* [WORK INSTRUCTIONS]:
Copy out the rows below line for line, without changing anything, but leave out the picture.

* [THE INPUT]:
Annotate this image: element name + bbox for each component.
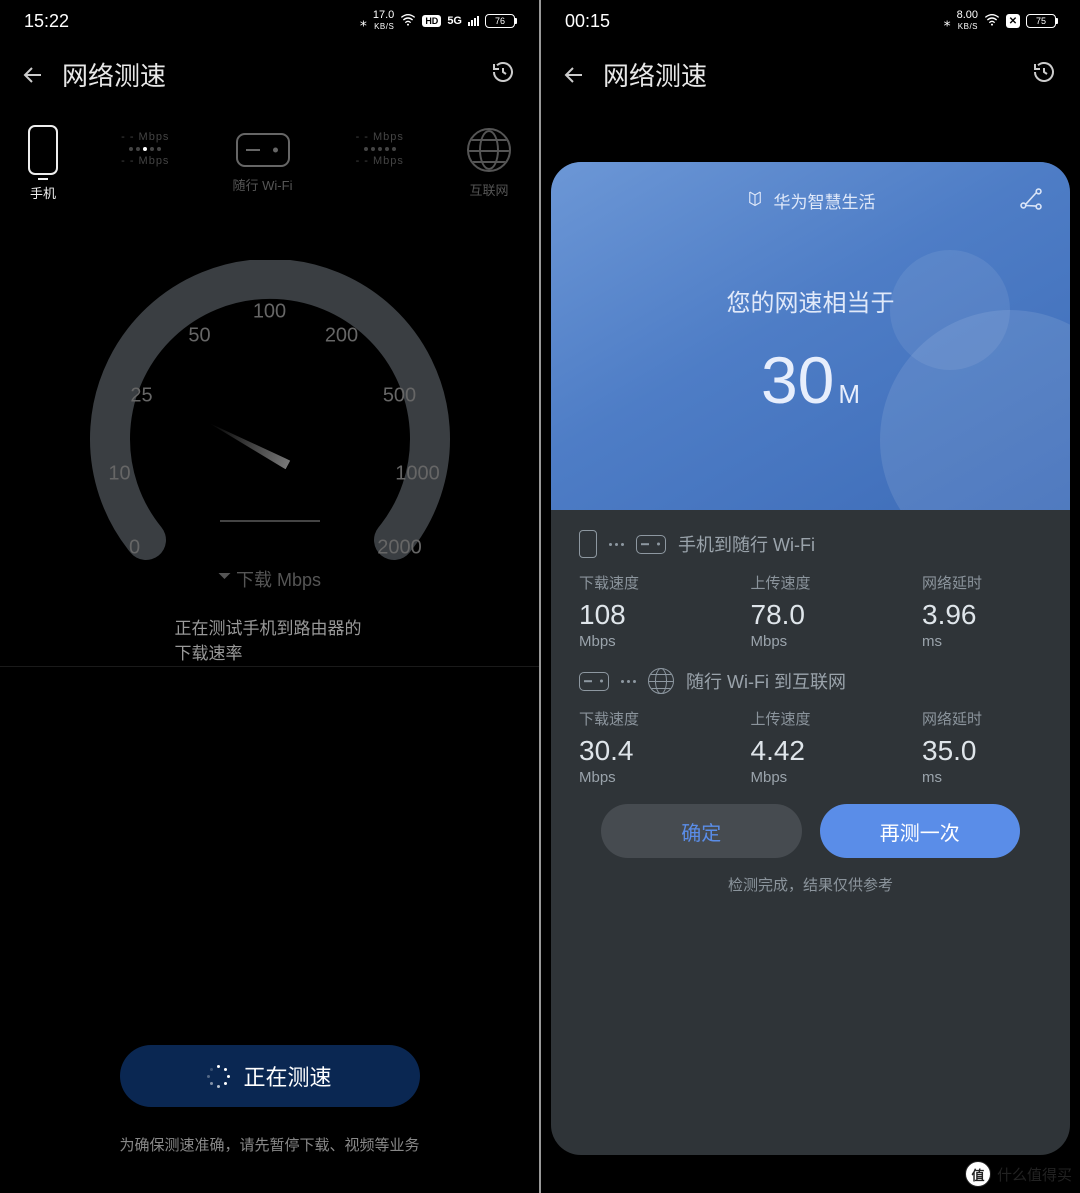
- segment-router-internet: 随行 Wi-Fi 到互联网 下载速度30.4Mbps 上传速度4.42Mbps …: [579, 668, 1042, 786]
- dots-icon: [609, 543, 624, 546]
- footer-note: 为确保测速准确，请先暂停下载、视频等业务: [0, 1134, 539, 1155]
- upload-metric: 上传速度4.42Mbps: [751, 708, 871, 786]
- latency-metric: 网络延时35.0ms: [922, 708, 1042, 786]
- status-bar: 15:22 ⁎ 17.0KB/S HD 5G 76: [0, 0, 539, 38]
- share-button[interactable]: [1018, 186, 1044, 217]
- gauge-tick: 25: [130, 385, 152, 408]
- history-button[interactable]: [1032, 60, 1056, 89]
- back-button[interactable]: [20, 62, 46, 88]
- gauge-tick: 0: [129, 537, 140, 560]
- gauge-tick: 2000: [377, 537, 422, 560]
- test-button[interactable]: 正在测速: [120, 1045, 420, 1107]
- gauge-status: 正在测试手机到路由器的下载速率: [175, 614, 365, 664]
- battery-icon: 76: [485, 14, 515, 28]
- network-type: 5G: [447, 15, 462, 27]
- gauge-tick: 1000: [395, 463, 440, 486]
- signal-icon: [468, 16, 479, 26]
- status-time: 15:22: [24, 11, 69, 32]
- gauge-label: 下载 Mbps: [218, 566, 321, 592]
- modal-header: 华为智慧生活 您的网速相当于 30M: [551, 162, 1070, 510]
- latency-metric: 网络延时3.96ms: [922, 572, 1042, 650]
- gauge-tick: 10: [108, 463, 130, 486]
- bluetooth-icon: ⁎: [360, 13, 367, 30]
- gauge-tick: 200: [325, 325, 358, 348]
- retest-button[interactable]: 再测一次: [820, 804, 1021, 858]
- spinner-icon: [207, 1065, 229, 1087]
- speed-gauge: 0 10 25 50 100 200 500 1000 2000 下载 Mbps…: [0, 236, 539, 656]
- gauge-tick: 100: [253, 301, 286, 324]
- history-button[interactable]: [491, 60, 515, 89]
- result-modal: 华为智慧生活 您的网速相当于 30M 手机到随行 Wi-Fi 下载速度108Mb…: [551, 162, 1070, 1155]
- gauge-tick: 500: [383, 385, 416, 408]
- globe-icon: [648, 668, 674, 694]
- page-title: 网络测速: [62, 56, 166, 93]
- watermark-icon: 值: [965, 1161, 991, 1187]
- battery-icon: 75: [1026, 14, 1056, 28]
- segment-phone-router: 手机到随行 Wi-Fi 下载速度108Mbps 上传速度78.0Mbps 网络延…: [579, 530, 1042, 650]
- divider: [0, 666, 539, 667]
- right-screen: 00:15 ⁎ 8.00KB/S ✕ 75 网络测速 测速完成 为确保测速准确，…: [541, 0, 1080, 1193]
- modal-footnote: 检测完成，结果仅供参考: [579, 858, 1042, 911]
- upload-metric: 上传速度78.0Mbps: [751, 572, 871, 650]
- brand: 华为智慧生活: [746, 188, 876, 213]
- phone-icon: [579, 530, 597, 558]
- topology-diagram: 手机 - - Mbps - - Mbps 随行 Wi-Fi - - Mbps -…: [0, 105, 539, 216]
- back-button[interactable]: [561, 62, 587, 88]
- triangle-down-icon: [218, 573, 230, 585]
- modal-body: 手机到随行 Wi-Fi 下载速度108Mbps 上传速度78.0Mbps 网络延…: [551, 510, 1070, 1155]
- router-icon: [579, 672, 609, 691]
- top-bar: 网络测速: [541, 38, 1080, 105]
- wifi-icon: [400, 13, 416, 30]
- top-bar: 网络测速: [0, 38, 539, 105]
- equivalent-label: 您的网速相当于: [727, 283, 895, 318]
- node-phone: 手机: [28, 125, 58, 202]
- hd-badge: HD: [422, 15, 441, 27]
- link-router-internet: - - Mbps - - Mbps: [292, 131, 467, 167]
- router-icon: [236, 133, 290, 167]
- download-metric: 下载速度30.4Mbps: [579, 708, 699, 786]
- download-metric: 下载速度108Mbps: [579, 572, 699, 650]
- dots-icon: [621, 680, 636, 683]
- brand-logo-icon: [746, 189, 764, 212]
- router-icon: [636, 535, 666, 554]
- status-badge: ✕: [1006, 14, 1020, 28]
- wifi-icon: [984, 13, 1000, 30]
- globe-icon: [467, 128, 511, 172]
- ok-button[interactable]: 确定: [601, 804, 802, 858]
- gauge-baseline: [220, 520, 320, 522]
- phone-icon: [28, 125, 58, 175]
- node-router: 随行 Wi-Fi: [233, 133, 293, 194]
- link-phone-router: - - Mbps - - Mbps: [58, 131, 233, 167]
- page-title: 网络测速: [603, 56, 707, 93]
- bluetooth-icon: ⁎: [944, 13, 951, 30]
- node-internet: 互联网: [467, 128, 511, 199]
- status-time: 00:15: [565, 11, 610, 32]
- gauge-tick: 50: [188, 325, 210, 348]
- data-rate: 8.00KB/S: [957, 10, 978, 32]
- data-rate: 17.0KB/S: [373, 10, 394, 32]
- left-screen: 15:22 ⁎ 17.0KB/S HD 5G 76 网络测速 手机 - - Mb: [0, 0, 539, 1193]
- equivalent-speed: 30M: [761, 342, 860, 418]
- watermark: 值 什么值得买: [965, 1161, 1072, 1187]
- status-bar: 00:15 ⁎ 8.00KB/S ✕ 75: [541, 0, 1080, 38]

* [REPLY]:
Annotate this image: element name + bbox for each component.
- segment-router-internet: 随行 Wi-Fi 到互联网 下载速度30.4Mbps 上传速度4.42Mbps …: [579, 668, 1042, 786]
- dots-icon: [609, 543, 624, 546]
- footer-note: 为确保测速准确，请先暂停下载、视频等业务: [0, 1134, 539, 1155]
- upload-metric: 上传速度4.42Mbps: [751, 708, 871, 786]
- latency-metric: 网络延时35.0ms: [922, 708, 1042, 786]
- status-bar: 15:22 ⁎ 17.0KB/S HD 5G 76: [0, 0, 539, 38]
- share-button[interactable]: [1018, 186, 1044, 217]
- gauge-tick: 25: [130, 385, 152, 408]
- history-button[interactable]: [1032, 60, 1056, 89]
- back-button[interactable]: [20, 62, 46, 88]
- gauge-tick: 0: [129, 537, 140, 560]
- gauge-tick: 2000: [377, 537, 422, 560]
- test-button[interactable]: 正在测速: [120, 1045, 420, 1107]
- gauge-status: 正在测试手机到路由器的下载速率: [175, 614, 365, 664]
- battery-icon: 76: [485, 14, 515, 28]
- network-type: 5G: [447, 15, 462, 27]
- gauge-tick: 1000: [395, 463, 440, 486]
- signal-icon: [468, 16, 479, 26]
- status-time: 15:22: [24, 11, 69, 32]
- gauge-label: 下载 Mbps: [218, 566, 321, 592]
- modal-header: 华为智慧生活 您的网速相当于 30M: [551, 162, 1070, 510]
- latency-metric: 网络延时3.96ms: [922, 572, 1042, 650]
- gauge-tick: 10: [108, 463, 130, 486]
- bluetooth-icon: ⁎: [360, 13, 367, 30]
- gauge-tick: 200: [325, 325, 358, 348]
- retest-button[interactable]: 再测一次: [820, 804, 1021, 858]
- spinner-icon: [207, 1065, 229, 1087]
- speed-gauge: 0 10 25 50 100 200 500 1000 2000 下载 Mbps…: [0, 236, 539, 656]
- gauge-tick: 100: [253, 301, 286, 324]
- history-button[interactable]: [491, 60, 515, 89]
- result-modal: 华为智慧生活 您的网速相当于 30M 手机到随行 Wi-Fi 下载速度108Mb…: [551, 162, 1070, 1155]
- gauge-tick: 500: [383, 385, 416, 408]
- globe-icon: [648, 668, 674, 694]
- page-title: 网络测速: [62, 56, 166, 93]
- watermark-icon: 值: [965, 1161, 991, 1187]
- battery-icon: 75: [1026, 14, 1056, 28]
- segment-phone-router: 手机到随行 Wi-Fi 下载速度108Mbps 上传速度78.0Mbps 网络延…: [579, 530, 1042, 650]
- divider: [0, 666, 539, 667]
- right-screen: 00:15 ⁎ 8.00KB/S ✕ 75 网络测速 测速完成 为确保测速准确，…: [541, 0, 1080, 1193]
- modal-footnote: 检测完成，结果仅供参考: [579, 858, 1042, 911]
- upload-metric: 上传速度78.0Mbps: [751, 572, 871, 650]
- brand: 华为智慧生活: [746, 188, 876, 213]
- phone-icon: [579, 530, 597, 558]
- topology-diagram: 手机 - - Mbps - - Mbps 随行 Wi-Fi - - Mbps -…: [0, 105, 539, 216]
- back-button[interactable]: [561, 62, 587, 88]
- triangle-down-icon: [218, 573, 230, 585]
- modal-body: 手机到随行 Wi-Fi 下载速度108Mbps 上传速度78.0Mbps 网络延…: [551, 510, 1070, 1155]
- router-icon: [579, 672, 609, 691]
- top-bar: 网络测速: [541, 38, 1080, 105]
- wifi-icon: [400, 13, 416, 30]
- top-bar: 网络测速: [0, 38, 539, 105]
- equivalent-label: 您的网速相当于: [727, 283, 895, 318]
- node-phone: 手机: [28, 125, 58, 202]
- hd-badge: HD: [422, 15, 441, 27]
- link-router-internet: - - Mbps - - Mbps: [292, 131, 467, 167]
- router-icon: [236, 133, 290, 167]
- download-metric: 下载速度30.4Mbps: [579, 708, 699, 786]
- download-metric: 下载速度108Mbps: [579, 572, 699, 650]
- dots-icon: [621, 680, 636, 683]
- brand-logo-icon: [746, 189, 764, 212]
- router-icon: [636, 535, 666, 554]
- status-badge: ✕: [1006, 14, 1020, 28]
- wifi-icon: [984, 13, 1000, 30]
- globe-icon: [467, 128, 511, 172]
- ok-button[interactable]: 确定: [601, 804, 802, 858]
- gauge-baseline: [220, 520, 320, 522]
- phone-icon: [28, 125, 58, 175]
- node-router: 随行 Wi-Fi: [233, 133, 293, 194]
- link-phone-router: - - Mbps - - Mbps: [58, 131, 233, 167]
- page-title: 网络测速: [603, 56, 707, 93]
- bluetooth-icon: ⁎: [944, 13, 951, 30]
- node-internet: 互联网: [467, 128, 511, 199]
- status-time: 00:15: [565, 11, 610, 32]
- gauge-tick: 50: [188, 325, 210, 348]
- data-rate: 8.00KB/S: [957, 10, 978, 32]
- data-rate: 17.0KB/S: [373, 10, 394, 32]
- left-screen: 15:22 ⁎ 17.0KB/S HD 5G 76 网络测速 手机 - - Mb: [0, 0, 539, 1193]
- equivalent-speed: 30M: [761, 342, 860, 418]
- watermark: 值 什么值得买: [965, 1161, 1072, 1187]
- status-bar: 00:15 ⁎ 8.00KB/S ✕ 75: [541, 0, 1080, 38]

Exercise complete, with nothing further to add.